### VOTRE OBJECTIF
Recopiez intégralement le passage sur l'impôt sur les matières premières, sans en modifier un seul mot.

### PASSAGE CITÉ
# # # # # # #
Resterait toujours un impôt à trouver. S'il est un fait démontré, c'est qu'il n'en est point de pire qu'un droit sur les matières premières. Sur ce point du moins les conclusions sont unanimes. La Commission du budget ne pense pas autrement que les chambres de commerce, et les chambres de commerce ne font que rendre avec plus d'autorité l'expression du sentiment général. Or, l'impôt sur les matières premières étant écarté, la question des traités qui en était l'instrument disparaît du même coup et avec les traités cette idée fixe d'un retour au régime de la protection qui n'est guère compatible avec l'esprit du temps. Le terrain sera ainsi dégagé de tout ce que le ministre des finances, avec la meilleure intention du monde, y avait semé d'obstacles, et l'on pourra, avec plus de liberté d'esprit, examiner les éléments de recette que la Commission du budget propose à l'Assemblée pour suppléer aux vides causés par ses conclusions. Quoi qu'on décide, tout expédient financier, si rigoureux qu'il soit, vaudra mieux qu'un étouffement à huis-clos de nos industries les plus dignes d'encouragements, celles qui exportent, et cela, comme le fait remarquer en termes excellents le rapporteur, M. Casimir Périer, « dans un moment où de la prospérité de ces industries dépend la reconstitution du capital national si rudement entamé par les dépenses de la guerre et par l'énorme rançon que la France doit payer. » Ainsi conclut la Commission, d'accord en cela avec tous les hommes sensés et que préoccupe exclusivement l'intérêt public (1).
# # # # # # #
### MATÉRIEL FOURNI
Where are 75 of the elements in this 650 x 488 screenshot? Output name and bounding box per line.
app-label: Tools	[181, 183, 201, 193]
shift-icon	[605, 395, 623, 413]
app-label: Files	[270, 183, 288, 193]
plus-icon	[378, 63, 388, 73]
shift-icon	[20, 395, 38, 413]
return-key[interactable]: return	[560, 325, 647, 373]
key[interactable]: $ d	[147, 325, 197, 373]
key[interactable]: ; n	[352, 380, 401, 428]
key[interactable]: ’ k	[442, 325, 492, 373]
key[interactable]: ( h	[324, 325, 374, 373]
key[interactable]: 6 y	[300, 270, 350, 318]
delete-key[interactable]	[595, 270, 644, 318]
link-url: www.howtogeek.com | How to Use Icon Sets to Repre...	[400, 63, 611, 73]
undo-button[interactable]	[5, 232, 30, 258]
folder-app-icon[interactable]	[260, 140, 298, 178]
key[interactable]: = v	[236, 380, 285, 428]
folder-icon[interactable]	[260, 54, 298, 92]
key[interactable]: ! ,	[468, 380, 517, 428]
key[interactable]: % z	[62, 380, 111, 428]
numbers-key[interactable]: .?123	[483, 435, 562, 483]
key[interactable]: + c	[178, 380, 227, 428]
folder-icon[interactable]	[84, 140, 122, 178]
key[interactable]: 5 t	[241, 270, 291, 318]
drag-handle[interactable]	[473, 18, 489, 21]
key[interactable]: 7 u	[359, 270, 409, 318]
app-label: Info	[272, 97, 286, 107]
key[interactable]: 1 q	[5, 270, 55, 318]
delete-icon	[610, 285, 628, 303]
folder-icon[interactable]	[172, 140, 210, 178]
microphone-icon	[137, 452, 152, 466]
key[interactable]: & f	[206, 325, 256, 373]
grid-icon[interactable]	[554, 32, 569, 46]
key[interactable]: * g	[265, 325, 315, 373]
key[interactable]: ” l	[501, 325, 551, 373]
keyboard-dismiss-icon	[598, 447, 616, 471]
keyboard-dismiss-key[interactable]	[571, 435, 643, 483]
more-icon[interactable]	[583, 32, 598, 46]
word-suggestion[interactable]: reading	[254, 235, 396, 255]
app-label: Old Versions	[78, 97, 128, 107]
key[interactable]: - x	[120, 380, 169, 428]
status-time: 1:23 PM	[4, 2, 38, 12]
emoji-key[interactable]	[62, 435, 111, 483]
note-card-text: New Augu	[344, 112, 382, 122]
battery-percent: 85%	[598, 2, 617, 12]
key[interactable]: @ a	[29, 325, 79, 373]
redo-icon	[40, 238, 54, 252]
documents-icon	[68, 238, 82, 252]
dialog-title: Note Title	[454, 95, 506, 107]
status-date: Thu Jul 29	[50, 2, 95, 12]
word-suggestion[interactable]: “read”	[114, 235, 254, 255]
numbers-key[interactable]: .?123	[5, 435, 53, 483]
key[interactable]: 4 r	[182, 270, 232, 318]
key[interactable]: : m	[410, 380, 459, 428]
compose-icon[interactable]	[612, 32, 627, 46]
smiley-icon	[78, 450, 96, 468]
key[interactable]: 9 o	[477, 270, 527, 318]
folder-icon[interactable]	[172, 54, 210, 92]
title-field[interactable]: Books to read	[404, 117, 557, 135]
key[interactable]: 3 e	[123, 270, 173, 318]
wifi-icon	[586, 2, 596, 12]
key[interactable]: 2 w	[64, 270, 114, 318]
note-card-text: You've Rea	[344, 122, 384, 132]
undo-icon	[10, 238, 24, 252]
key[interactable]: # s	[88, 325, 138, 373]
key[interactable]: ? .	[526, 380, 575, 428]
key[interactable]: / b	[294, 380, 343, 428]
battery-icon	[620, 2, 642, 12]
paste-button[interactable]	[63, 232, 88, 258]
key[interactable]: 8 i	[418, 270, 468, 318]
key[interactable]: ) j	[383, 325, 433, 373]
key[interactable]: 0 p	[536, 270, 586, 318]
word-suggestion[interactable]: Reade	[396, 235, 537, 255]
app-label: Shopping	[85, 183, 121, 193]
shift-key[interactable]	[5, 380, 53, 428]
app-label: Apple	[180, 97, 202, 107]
# # # # # # #
### RÉPONSE CORRECTE
Resterait toujours un impôt à trouver. S'il est un fait démontré, c'est qu'il n'en est point de pire qu'un droit sur les matières premières. Sur ce point du moins les conclusions sont unanimes. La Commission du budget ne pense pas autrement que les chambres de commerce, et les chambres de commerce ne font que rendre avec plus d'autorité l'expression du sentiment général. Or, l'impôt sur les matières premières étant écarté, la question des traités qui en était l'instrument disparaît du même coup et avec les traités cette idée fixe d'un retour au régime de la protection qui n'est guère compatible avec l'esprit du temps. Le terrain sera ainsi dégagé de tout ce que le ministre des finances, avec la meilleure intention du monde, y avait semé d'obstacles, et l'on pourra, avec plus de liberté d'esprit, examiner les éléments de recette que la Commission du budget propose à l'Assemblée pour suppléer aux vides causés par ses conclusions. Quoi qu'on décide, tout expédient financier, si rigoureux qu'il soit, vaudra mieux qu'un étouffement à huis-clos de nos industries les plus dignes d'encouragements, celles qui exportent, et cela, comme le fait remarquer en termes excellents le rapporteur, M. Casimir Périer, « dans un moment où de la prospérité de ces industries dépend la reconstitution du capital national si rudement entamé par les dépenses de la guerre et par l'énorme rançon que la France doit payer. » Ainsi conclut la Commission, d'accord en cela avec tous les hommes sensés et que préoccupe exclusivement l'intérêt public (1).